§ DATA PROVIDED
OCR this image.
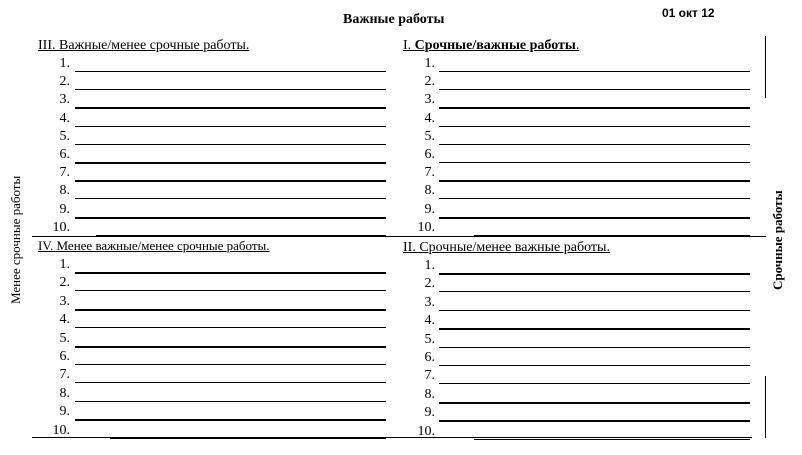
Важные работы	01 окт 12
Менее срочные работы	Срочные работы
III. Важные/менее срочные работы.	I. Срочные/важные работы.
IV. Менее важные/менее срочные работы.	II. Срочные/менее важные работы.
1.
2.
3.
4.
5.
6.
7.
8.
9.
10.
1.
2.
3.
4.
5.
6.
7.
8.
9.
10.
1.
2.
3.
4.
5.
6.
7.
8.
9.
10.
1.
2.
3.
4.
5.
6.
7.
8.
9.
10.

§ THE EXERCISE
All the lines above are to be given again exactly as they read, with the pictures removed.

§ SOLUTION FOR THIS PROBLEM
OCR this image.
Важные работы	01 окт 12
Менее срочные работы	Срочные работы
III. Важные/менее срочные работы.	I. Срочные/важные работы.
IV. Менее важные/менее срочные работы.	II. Срочные/менее важные работы.
1.
2.
3.
4.
5.
6.
7.
8.
9.
10.
1.
2.
3.
4.
5.
6.
7.
8.
9.
10.
1.
2.
3.
4.
5.
6.
7.
8.
9.
10.
1.
2.
3.
4.
5.
6.
7.
8.
9.
10.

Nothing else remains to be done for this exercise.